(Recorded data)
# # # # #

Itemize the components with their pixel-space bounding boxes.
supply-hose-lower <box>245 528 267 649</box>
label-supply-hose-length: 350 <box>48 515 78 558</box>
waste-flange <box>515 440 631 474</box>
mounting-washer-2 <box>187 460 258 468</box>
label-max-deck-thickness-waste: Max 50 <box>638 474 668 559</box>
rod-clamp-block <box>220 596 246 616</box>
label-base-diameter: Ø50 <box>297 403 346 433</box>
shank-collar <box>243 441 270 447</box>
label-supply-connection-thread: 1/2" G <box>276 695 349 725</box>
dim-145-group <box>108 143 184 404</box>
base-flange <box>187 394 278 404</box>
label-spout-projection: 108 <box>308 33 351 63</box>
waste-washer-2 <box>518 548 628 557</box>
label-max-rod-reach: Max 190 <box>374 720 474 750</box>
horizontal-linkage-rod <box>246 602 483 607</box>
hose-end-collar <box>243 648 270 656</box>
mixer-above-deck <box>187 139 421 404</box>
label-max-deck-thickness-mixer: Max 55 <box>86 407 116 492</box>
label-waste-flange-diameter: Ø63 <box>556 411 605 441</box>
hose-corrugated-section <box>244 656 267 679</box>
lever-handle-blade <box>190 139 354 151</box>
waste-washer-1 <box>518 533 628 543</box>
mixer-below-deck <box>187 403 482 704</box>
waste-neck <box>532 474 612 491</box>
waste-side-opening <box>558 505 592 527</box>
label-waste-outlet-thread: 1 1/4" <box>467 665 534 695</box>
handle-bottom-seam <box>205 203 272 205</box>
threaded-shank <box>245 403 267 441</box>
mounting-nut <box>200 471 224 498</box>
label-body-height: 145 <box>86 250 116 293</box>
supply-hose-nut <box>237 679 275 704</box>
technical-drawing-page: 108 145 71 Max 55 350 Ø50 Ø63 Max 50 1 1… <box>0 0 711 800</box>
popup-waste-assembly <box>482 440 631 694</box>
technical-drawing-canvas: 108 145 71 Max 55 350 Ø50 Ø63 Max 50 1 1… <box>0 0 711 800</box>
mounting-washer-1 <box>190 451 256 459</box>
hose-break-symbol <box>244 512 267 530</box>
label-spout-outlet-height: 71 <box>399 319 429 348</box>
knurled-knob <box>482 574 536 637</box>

# # # # #

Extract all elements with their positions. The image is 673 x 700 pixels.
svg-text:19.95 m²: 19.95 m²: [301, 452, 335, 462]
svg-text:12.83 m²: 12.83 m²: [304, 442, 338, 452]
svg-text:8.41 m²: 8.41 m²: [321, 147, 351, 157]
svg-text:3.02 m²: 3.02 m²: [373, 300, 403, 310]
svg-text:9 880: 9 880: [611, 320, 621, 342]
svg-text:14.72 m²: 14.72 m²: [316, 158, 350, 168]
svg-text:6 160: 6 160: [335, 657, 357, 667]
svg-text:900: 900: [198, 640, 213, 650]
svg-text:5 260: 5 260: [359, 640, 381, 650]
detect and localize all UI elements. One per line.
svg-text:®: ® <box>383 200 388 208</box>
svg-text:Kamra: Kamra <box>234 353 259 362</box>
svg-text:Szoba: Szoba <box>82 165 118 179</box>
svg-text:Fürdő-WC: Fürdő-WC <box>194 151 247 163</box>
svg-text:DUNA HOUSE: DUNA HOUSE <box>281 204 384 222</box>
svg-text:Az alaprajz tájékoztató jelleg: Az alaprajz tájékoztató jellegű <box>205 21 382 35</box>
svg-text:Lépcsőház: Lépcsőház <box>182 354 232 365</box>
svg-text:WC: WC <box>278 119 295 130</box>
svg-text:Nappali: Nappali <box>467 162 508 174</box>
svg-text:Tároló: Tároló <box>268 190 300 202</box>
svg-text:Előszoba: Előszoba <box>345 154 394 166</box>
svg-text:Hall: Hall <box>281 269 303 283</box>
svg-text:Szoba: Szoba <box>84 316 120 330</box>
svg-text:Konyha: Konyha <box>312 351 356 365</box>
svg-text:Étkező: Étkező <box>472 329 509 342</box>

# # # # #

▶ _REQUIREMENT_: Can you present the material from the line that contains "Itemize the components" through the line that contains "waste-washer-1 <box>518 533 628 543</box>", including both of those lines, as a JSON list of strings with one string per line and blank lines omitted?

▶ _WRITTEN SOLUTION_:
[
  "Itemize the components with their pixel-space bounding boxes.",
  "supply-hose-lower <box>245 528 267 649</box>",
  "label-supply-hose-length: 350 <box>48 515 78 558</box>",
  "waste-flange <box>515 440 631 474</box>",
  "mounting-washer-2 <box>187 460 258 468</box>",
  "label-max-deck-thickness-waste: Max 50 <box>638 474 668 559</box>",
  "rod-clamp-block <box>220 596 246 616</box>",
  "label-base-diameter: Ø50 <box>297 403 346 433</box>",
  "shank-collar <box>243 441 270 447</box>",
  "label-supply-connection-thread: 1/2\" G <box>276 695 349 725</box>",
  "dim-145-group <box>108 143 184 404</box>",
  "base-flange <box>187 394 278 404</box>",
  "label-spout-projection: 108 <box>308 33 351 63</box>",
  "waste-washer-2 <box>518 548 628 557</box>",
  "label-max-rod-reach: Max 190 <box>374 720 474 750</box>",
  "horizontal-linkage-rod <box>246 602 483 607</box>",
  "hose-end-collar <box>243 648 270 656</box>",
  "mixer-above-deck <box>187 139 421 404</box>",
  "label-max-deck-thickness-mixer: Max 55 <box>86 407 116 492</box>",
  "label-waste-flange-diameter: Ø63 <box>556 411 605 441</box>",
  "hose-corrugated-section <box>244 656 267 679</box>",
  "lever-handle-blade <box>190 139 354 151</box>",
  "waste-washer-1 <box>518 533 628 543</box>"
]